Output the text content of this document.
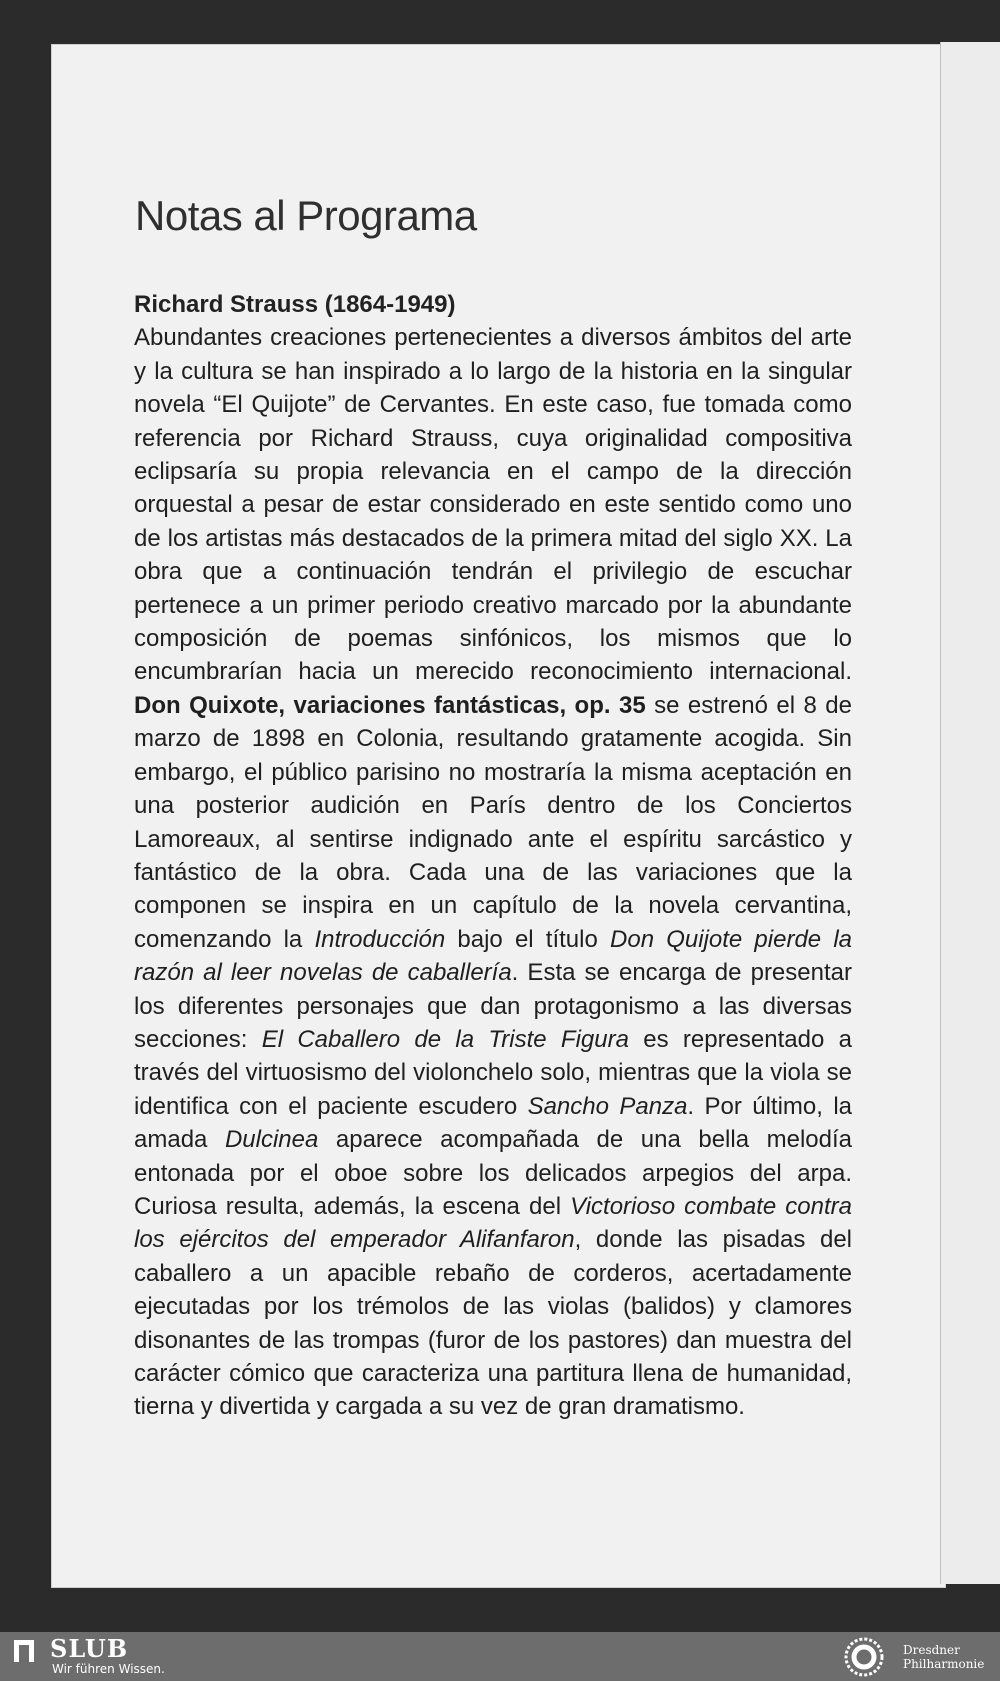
Notas al Programa
Richard Strauss (1864-1949)

Abundantes creaciones pertenecientes a diversos ámbitos del arte y la cultura se han inspirado a lo largo de la historia en la singular novela “El Quijote” de Cervantes. En este caso, fue tomada como referencia por Richard Strauss, cuya originalidad compositiva eclipsaría su propia relevancia en el campo de la dirección orquestal a pesar de estar considerado en este sentido como uno de los artistas más destacados de la primera mitad del siglo XX. La obra que a continuación tendrán el privilegio de escuchar pertenece a un primer periodo creativo marcado por la abundante composición de poemas sinfónicos, los mismos que lo encumbrarían hacia un merecido reconocimiento internacional. Don Quixote, variaciones fantásticas, op. 35 se estrenó el 8 de marzo de 1898 en Colonia, resultando gratamente acogida. Sin embargo, el público parisino no mostraría la misma aceptación en una posterior audición en París dentro de los Conciertos Lamoreaux, al sentirse indignado ante el espíritu sarcástico y fantástico de la obra. Cada una de las variaciones que la componen se inspira en un capítulo de la novela cervantina, comenzando la Introducción bajo el título Don Quijote pierde la razón al leer novelas de caballería. Esta se encarga de presentar los diferentes personajes que dan protagonismo a las diversas secciones: El Caballero de la Triste Figura es representado a través del virtuosismo del violonchelo solo, mientras que la viola se identifica con el paciente escudero Sancho Panza. Por último, la amada Dulcinea aparece acompañada de una bella melodía entonada por el oboe sobre los delicados arpegios del arpa. Curiosa resulta, además, la escena del Victorioso combate contra los ejércitos del emperador Alifanfaron, donde las pisadas del caballero a un apacible rebaño de corderos, acertadamente ejecutadas por los trémolos de las violas (balidos) y clamores disonantes de las trompas (furor de los pastores) dan muestra del carácter cómico que caracteriza una partitura llena de humanidad, tierna y divertida y cargada a su vez de gran dramatismo.

SLUB
Wir führen Wissen.
Dresdner
Philharmonie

● ● ● ●

__Goal of the exercise__: Leave out the pictures and transcribe the entries above exactly.

__Response for this exercise__:
Output the text content of this document.
Notas al Programa
Richard Strauss (1864-1949)

Abundantes creaciones pertenecientes a diversos ámbitos del arte y la cultura se han inspirado a lo largo de la historia en la singular novela “El Quijote” de Cervantes. En este caso, fue tomada como referencia por Richard Strauss, cuya originalidad compositiva eclipsaría su propia relevancia en el campo de la dirección orquestal a pesar de estar considerado en este sentido como uno de los artistas más destacados de la primera mitad del siglo XX. La obra que a continuación tendrán el privilegio de escuchar pertenece a un primer periodo creativo marcado por la abundante composición de poemas sinfónicos, los mismos que lo encumbrarían hacia un merecido reconocimiento internacional. Don Quixote, variaciones fantásticas, op. 35 se estrenó el 8 de marzo de 1898 en Colonia, resultando gratamente acogida. Sin embargo, el público parisino no mostraría la misma aceptación en una posterior audición en París dentro de los Conciertos Lamoreaux, al sentirse indignado ante el espíritu sarcástico y fantástico de la obra. Cada una de las variaciones que la componen se inspira en un capítulo de la novela cervantina, comenzando la Introducción bajo el título Don Quijote pierde la razón al leer novelas de caballería. Esta se encarga de presentar los diferentes personajes que dan protagonismo a las diversas secciones: El Caballero de la Triste Figura es representado a través del virtuosismo del violonchelo solo, mientras que la viola se identifica con el paciente escudero Sancho Panza. Por último, la amada Dulcinea aparece acompañada de una bella melodía entonada por el oboe sobre los delicados arpegios del arpa. Curiosa resulta, además, la escena del Victorioso combate contra los ejércitos del emperador Alifanfaron, donde las pisadas del caballero a un apacible rebaño de corderos, acertadamente ejecutadas por los trémolos de las violas (balidos) y clamores disonantes de las trompas (furor de los pastores) dan muestra del carácter cómico que caracteriza una partitura llena de humanidad, tierna y divertida y cargada a su vez de gran dramatismo.

SLUB
Wir führen Wissen.
Dresdner
Philharmonie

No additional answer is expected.